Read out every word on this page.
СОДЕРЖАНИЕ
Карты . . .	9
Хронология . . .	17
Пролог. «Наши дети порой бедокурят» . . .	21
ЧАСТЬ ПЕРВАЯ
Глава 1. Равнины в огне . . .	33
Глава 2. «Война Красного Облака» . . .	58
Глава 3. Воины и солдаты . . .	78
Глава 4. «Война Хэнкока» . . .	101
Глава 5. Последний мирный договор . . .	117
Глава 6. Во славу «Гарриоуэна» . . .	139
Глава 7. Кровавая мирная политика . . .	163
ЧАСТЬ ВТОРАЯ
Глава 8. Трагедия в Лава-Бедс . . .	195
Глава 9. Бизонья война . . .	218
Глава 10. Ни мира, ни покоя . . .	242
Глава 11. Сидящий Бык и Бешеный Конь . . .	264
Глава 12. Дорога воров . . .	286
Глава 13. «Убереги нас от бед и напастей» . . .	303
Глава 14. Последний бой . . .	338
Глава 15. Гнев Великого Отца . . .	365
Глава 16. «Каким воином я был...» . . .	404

- - -

Short exercise => Scan the material above for the string "Последний" and report each line where you find it.

Response =>
Глава 5. Последний мирный договор . . .	117
Глава 14. Последний бой . . .	338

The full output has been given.